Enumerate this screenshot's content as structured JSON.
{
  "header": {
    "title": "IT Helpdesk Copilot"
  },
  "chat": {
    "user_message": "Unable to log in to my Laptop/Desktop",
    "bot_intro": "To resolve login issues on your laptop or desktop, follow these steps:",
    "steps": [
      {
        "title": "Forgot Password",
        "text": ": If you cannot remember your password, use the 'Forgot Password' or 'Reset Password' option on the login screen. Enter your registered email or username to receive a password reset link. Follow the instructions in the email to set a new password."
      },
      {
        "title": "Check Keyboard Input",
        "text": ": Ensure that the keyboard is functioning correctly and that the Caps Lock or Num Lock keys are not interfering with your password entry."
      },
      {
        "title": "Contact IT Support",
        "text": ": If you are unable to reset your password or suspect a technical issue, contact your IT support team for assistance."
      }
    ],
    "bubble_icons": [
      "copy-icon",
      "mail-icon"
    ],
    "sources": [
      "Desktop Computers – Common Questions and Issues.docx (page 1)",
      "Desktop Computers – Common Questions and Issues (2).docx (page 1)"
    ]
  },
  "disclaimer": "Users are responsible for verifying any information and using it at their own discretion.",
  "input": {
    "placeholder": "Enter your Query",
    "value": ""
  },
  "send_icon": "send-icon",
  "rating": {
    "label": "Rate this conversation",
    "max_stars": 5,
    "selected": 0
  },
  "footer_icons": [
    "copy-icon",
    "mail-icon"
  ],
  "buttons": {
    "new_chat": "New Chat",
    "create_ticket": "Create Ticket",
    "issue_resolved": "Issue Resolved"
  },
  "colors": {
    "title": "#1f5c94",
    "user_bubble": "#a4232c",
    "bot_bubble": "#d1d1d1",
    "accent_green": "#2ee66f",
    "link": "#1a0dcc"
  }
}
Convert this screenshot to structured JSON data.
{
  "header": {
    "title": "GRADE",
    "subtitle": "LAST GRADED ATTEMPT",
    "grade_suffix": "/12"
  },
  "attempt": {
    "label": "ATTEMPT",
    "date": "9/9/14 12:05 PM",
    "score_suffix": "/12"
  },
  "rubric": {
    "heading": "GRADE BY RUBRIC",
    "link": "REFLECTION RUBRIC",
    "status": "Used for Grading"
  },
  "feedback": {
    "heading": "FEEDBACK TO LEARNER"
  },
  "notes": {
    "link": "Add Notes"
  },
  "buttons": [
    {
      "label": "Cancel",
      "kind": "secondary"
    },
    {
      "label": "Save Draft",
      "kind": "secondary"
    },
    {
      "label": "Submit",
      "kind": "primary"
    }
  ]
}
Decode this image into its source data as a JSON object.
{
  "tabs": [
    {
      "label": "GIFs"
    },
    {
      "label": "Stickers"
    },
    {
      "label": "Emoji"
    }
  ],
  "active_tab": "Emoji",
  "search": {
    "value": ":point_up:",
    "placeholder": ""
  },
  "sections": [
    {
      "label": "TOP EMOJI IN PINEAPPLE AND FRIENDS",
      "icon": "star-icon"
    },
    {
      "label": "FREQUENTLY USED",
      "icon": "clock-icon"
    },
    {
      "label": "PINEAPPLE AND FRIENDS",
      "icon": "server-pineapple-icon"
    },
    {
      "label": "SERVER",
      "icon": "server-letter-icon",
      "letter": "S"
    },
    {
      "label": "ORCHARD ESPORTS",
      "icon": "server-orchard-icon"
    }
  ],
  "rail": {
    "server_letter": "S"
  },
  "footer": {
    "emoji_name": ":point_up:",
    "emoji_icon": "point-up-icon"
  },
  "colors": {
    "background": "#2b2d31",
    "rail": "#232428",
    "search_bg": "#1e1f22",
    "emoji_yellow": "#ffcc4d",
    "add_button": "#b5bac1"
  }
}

**Set exercise**
Which lines contain "steps"? Copy each of them out.

**Correct response**
    "bot_intro": "To resolve login issues on your laptop or desktop, follow these steps:",
    "steps": [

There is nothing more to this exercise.